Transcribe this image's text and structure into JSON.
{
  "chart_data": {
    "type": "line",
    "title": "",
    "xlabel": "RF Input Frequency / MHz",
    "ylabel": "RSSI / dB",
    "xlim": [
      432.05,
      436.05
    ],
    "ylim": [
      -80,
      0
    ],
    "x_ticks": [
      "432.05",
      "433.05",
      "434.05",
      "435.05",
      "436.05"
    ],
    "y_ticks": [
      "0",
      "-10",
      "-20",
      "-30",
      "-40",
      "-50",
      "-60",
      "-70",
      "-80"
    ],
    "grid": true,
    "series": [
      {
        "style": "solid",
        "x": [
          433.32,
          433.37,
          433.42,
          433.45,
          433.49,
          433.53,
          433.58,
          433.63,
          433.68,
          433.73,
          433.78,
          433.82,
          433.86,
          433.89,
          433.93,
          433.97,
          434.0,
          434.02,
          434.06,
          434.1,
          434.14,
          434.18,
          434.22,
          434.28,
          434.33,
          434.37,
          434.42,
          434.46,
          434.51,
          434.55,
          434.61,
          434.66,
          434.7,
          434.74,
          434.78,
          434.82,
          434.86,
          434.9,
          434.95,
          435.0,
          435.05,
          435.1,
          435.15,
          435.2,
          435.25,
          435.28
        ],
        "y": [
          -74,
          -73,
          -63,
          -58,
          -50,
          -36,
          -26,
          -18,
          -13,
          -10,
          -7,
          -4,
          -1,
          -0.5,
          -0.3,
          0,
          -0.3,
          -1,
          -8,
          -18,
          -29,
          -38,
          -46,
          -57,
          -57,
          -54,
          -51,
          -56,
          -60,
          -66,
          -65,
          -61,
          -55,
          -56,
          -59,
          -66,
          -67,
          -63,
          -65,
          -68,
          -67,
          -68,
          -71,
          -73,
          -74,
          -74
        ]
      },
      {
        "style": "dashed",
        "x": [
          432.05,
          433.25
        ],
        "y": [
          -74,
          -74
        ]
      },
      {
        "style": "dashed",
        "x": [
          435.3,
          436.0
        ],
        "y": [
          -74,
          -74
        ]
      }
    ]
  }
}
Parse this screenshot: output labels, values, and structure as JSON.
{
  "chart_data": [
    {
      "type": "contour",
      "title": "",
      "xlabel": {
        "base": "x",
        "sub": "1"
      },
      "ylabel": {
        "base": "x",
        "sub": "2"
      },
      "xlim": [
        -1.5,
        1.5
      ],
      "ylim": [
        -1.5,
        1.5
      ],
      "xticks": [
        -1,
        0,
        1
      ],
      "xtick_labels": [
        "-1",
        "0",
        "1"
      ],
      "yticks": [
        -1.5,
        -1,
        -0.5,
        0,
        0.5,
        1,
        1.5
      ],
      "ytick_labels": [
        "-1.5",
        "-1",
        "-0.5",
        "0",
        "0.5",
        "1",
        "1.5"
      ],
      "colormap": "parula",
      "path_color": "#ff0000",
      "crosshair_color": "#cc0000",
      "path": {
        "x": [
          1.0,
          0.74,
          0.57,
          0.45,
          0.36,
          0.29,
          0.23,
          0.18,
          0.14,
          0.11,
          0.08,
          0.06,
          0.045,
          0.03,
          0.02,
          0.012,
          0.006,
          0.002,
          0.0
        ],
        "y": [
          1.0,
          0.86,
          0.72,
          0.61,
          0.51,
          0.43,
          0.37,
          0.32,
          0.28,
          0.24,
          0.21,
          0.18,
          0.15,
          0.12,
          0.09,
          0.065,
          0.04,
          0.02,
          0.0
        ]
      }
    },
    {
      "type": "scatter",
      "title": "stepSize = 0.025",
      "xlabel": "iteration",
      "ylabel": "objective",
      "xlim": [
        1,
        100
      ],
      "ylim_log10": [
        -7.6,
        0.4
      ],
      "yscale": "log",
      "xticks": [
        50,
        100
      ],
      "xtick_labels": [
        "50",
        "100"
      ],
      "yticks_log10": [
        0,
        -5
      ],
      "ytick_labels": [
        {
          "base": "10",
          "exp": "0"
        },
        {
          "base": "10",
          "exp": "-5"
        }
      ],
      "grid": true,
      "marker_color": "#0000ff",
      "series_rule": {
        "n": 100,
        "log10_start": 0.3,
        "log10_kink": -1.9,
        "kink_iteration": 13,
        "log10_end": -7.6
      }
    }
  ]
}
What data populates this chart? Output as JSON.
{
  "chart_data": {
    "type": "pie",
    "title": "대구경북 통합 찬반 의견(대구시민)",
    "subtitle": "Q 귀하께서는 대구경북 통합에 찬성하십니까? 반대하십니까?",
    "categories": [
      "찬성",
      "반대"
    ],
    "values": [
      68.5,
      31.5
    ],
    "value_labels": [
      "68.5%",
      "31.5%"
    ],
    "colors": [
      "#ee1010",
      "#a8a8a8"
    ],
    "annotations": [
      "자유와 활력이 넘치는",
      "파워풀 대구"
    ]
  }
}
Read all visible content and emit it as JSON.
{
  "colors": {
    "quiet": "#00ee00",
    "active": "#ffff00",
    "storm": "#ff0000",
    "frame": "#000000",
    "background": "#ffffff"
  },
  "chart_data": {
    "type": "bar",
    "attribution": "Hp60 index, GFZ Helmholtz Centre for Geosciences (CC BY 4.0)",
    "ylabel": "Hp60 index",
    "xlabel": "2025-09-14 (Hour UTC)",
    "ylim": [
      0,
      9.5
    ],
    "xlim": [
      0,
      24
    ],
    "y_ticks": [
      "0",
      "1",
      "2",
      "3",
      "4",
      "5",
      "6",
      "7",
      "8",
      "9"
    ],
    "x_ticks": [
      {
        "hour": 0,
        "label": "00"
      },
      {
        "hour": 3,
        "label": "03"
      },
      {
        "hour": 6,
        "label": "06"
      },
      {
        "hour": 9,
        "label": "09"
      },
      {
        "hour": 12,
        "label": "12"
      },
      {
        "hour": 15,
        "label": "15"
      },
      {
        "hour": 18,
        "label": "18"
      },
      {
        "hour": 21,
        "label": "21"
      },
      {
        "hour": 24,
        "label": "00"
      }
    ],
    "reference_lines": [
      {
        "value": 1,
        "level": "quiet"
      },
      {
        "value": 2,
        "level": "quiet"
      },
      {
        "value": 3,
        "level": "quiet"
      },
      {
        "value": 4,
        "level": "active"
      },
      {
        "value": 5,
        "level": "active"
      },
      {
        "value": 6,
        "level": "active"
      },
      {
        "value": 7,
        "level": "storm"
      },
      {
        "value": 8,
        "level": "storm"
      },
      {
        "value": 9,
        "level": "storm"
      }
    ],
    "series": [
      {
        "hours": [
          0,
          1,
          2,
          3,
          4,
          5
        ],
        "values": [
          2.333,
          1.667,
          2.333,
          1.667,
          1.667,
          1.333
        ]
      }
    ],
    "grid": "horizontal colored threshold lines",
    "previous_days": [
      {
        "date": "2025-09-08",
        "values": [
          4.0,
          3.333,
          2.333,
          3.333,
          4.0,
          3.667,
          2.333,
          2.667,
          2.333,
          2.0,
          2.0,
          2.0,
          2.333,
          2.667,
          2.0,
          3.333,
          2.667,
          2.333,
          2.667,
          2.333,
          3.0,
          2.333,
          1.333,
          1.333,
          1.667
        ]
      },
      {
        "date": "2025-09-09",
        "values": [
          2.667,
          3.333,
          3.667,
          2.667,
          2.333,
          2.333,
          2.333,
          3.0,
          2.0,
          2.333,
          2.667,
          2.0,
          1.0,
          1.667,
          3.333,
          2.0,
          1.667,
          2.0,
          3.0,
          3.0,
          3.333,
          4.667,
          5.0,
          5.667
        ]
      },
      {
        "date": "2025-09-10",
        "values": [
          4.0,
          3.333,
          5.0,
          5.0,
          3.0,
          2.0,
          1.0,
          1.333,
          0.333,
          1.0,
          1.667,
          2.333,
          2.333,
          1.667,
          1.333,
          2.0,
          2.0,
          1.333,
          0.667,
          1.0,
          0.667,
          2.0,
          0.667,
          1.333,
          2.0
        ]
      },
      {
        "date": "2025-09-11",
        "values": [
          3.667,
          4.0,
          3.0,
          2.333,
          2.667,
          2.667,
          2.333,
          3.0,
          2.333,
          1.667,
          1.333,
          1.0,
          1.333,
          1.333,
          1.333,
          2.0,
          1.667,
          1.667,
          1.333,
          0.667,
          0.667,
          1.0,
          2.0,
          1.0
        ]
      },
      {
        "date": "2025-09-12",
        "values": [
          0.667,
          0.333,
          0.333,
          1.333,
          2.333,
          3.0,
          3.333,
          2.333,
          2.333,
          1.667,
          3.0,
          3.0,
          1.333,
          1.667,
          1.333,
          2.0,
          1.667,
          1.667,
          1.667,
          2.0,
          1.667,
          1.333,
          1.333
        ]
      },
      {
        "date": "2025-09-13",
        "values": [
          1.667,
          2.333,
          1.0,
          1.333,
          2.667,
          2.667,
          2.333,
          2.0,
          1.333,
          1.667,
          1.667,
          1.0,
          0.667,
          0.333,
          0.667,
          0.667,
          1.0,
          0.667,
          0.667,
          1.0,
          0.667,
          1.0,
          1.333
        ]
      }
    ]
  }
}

━━━━━━━━━━

**JOB:** Tell how many lines above contain the word "structure". Give the number alone.

**REPLY:** 2